> [Challenge] Entries follow. Set all of them down as they stand.

Stored items
==============================
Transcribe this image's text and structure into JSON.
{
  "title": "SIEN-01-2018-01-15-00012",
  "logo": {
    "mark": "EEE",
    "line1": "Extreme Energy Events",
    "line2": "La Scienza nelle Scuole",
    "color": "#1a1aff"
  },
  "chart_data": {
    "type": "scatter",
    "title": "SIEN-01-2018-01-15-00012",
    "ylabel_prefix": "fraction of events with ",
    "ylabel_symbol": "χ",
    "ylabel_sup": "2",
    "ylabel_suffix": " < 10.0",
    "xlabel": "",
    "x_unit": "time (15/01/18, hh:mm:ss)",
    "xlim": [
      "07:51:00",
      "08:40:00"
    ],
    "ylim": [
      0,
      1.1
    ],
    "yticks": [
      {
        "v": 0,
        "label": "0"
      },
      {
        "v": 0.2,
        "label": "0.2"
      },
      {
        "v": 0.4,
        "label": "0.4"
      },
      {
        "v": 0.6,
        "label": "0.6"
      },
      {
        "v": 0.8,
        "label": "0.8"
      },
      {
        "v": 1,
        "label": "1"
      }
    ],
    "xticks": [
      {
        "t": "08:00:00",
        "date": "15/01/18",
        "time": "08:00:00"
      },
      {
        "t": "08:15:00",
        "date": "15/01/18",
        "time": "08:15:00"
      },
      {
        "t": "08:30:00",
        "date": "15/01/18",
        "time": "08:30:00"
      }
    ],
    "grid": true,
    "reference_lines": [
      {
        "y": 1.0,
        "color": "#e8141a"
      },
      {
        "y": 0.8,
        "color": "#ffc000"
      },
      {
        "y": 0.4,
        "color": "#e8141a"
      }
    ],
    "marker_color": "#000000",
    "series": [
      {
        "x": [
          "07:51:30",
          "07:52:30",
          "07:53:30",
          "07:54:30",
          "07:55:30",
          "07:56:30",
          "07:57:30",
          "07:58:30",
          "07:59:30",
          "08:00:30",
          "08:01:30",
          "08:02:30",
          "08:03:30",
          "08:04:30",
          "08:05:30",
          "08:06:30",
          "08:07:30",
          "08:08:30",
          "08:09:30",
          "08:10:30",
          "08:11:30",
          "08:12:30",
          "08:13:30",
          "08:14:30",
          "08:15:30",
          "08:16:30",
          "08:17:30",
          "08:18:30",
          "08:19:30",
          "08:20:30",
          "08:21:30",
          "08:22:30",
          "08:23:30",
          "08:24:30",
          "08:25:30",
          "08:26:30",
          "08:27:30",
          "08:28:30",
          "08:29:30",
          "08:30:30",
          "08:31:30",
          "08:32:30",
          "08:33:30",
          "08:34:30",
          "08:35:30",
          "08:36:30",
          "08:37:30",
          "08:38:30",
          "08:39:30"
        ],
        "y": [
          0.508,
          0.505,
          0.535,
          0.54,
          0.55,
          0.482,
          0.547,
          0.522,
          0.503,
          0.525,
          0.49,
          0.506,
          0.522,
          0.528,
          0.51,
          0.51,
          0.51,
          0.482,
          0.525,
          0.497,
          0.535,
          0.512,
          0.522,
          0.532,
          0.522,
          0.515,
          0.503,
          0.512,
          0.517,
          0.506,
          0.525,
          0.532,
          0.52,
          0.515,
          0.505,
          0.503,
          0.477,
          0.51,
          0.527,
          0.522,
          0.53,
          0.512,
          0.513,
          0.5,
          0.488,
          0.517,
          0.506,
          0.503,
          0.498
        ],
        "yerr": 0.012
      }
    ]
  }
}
==============================
> [Solution for this task]
Transcribe this image's text and structure into JSON.
{
  "title": "SIEN-01-2018-01-15-00012",
  "logo": {
    "mark": "EEE",
    "line1": "Extreme Energy Events",
    "line2": "La Scienza nelle Scuole",
    "color": "#1a1aff"
  },
  "chart_data": {
    "type": "scatter",
    "title": "SIEN-01-2018-01-15-00012",
    "ylabel_prefix": "fraction of events with ",
    "ylabel_symbol": "χ",
    "ylabel_sup": "2",
    "ylabel_suffix": " < 10.0",
    "xlabel": "",
    "x_unit": "time (15/01/18, hh:mm:ss)",
    "xlim": [
      "07:51:00",
      "08:40:00"
    ],
    "ylim": [
      0,
      1.1
    ],
    "yticks": [
      {
        "v": 0,
        "label": "0"
      },
      {
        "v": 0.2,
        "label": "0.2"
      },
      {
        "v": 0.4,
        "label": "0.4"
      },
      {
        "v": 0.6,
        "label": "0.6"
      },
      {
        "v": 0.8,
        "label": "0.8"
      },
      {
        "v": 1,
        "label": "1"
      }
    ],
    "xticks": [
      {
        "t": "08:00:00",
        "date": "15/01/18",
        "time": "08:00:00"
      },
      {
        "t": "08:15:00",
        "date": "15/01/18",
        "time": "08:15:00"
      },
      {
        "t": "08:30:00",
        "date": "15/01/18",
        "time": "08:30:00"
      }
    ],
    "grid": true,
    "reference_lines": [
      {
        "y": 1.0,
        "color": "#e8141a"
      },
      {
        "y": 0.8,
        "color": "#ffc000"
      },
      {
        "y": 0.4,
        "color": "#e8141a"
      }
    ],
    "marker_color": "#000000",
    "series": [
      {
        "x": [
          "07:51:30",
          "07:52:30",
          "07:53:30",
          "07:54:30",
          "07:55:30",
          "07:56:30",
          "07:57:30",
          "07:58:30",
          "07:59:30",
          "08:00:30",
          "08:01:30",
          "08:02:30",
          "08:03:30",
          "08:04:30",
          "08:05:30",
          "08:06:30",
          "08:07:30",
          "08:08:30",
          "08:09:30",
          "08:10:30",
          "08:11:30",
          "08:12:30",
          "08:13:30",
          "08:14:30",
          "08:15:30",
          "08:16:30",
          "08:17:30",
          "08:18:30",
          "08:19:30",
          "08:20:30",
          "08:21:30",
          "08:22:30",
          "08:23:30",
          "08:24:30",
          "08:25:30",
          "08:26:30",
          "08:27:30",
          "08:28:30",
          "08:29:30",
          "08:30:30",
          "08:31:30",
          "08:32:30",
          "08:33:30",
          "08:34:30",
          "08:35:30",
          "08:36:30",
          "08:37:30",
          "08:38:30",
          "08:39:30"
        ],
        "y": [
          0.508,
          0.505,
          0.535,
          0.54,
          0.55,
          0.482,
          0.547,
          0.522,
          0.503,
          0.525,
          0.49,
          0.506,
          0.522,
          0.528,
          0.51,
          0.51,
          0.51,
          0.482,
          0.525,
          0.497,
          0.535,
          0.512,
          0.522,
          0.532,
          0.522,
          0.515,
          0.503,
          0.512,
          0.517,
          0.506,
          0.525,
          0.532,
          0.52,
          0.515,
          0.505,
          0.503,
          0.477,
          0.51,
          0.527,
          0.522,
          0.53,
          0.512,
          0.513,
          0.5,
          0.488,
          0.517,
          0.506,
          0.503,
          0.498
        ],
        "yerr": 0.012
      }
    ]
  }
}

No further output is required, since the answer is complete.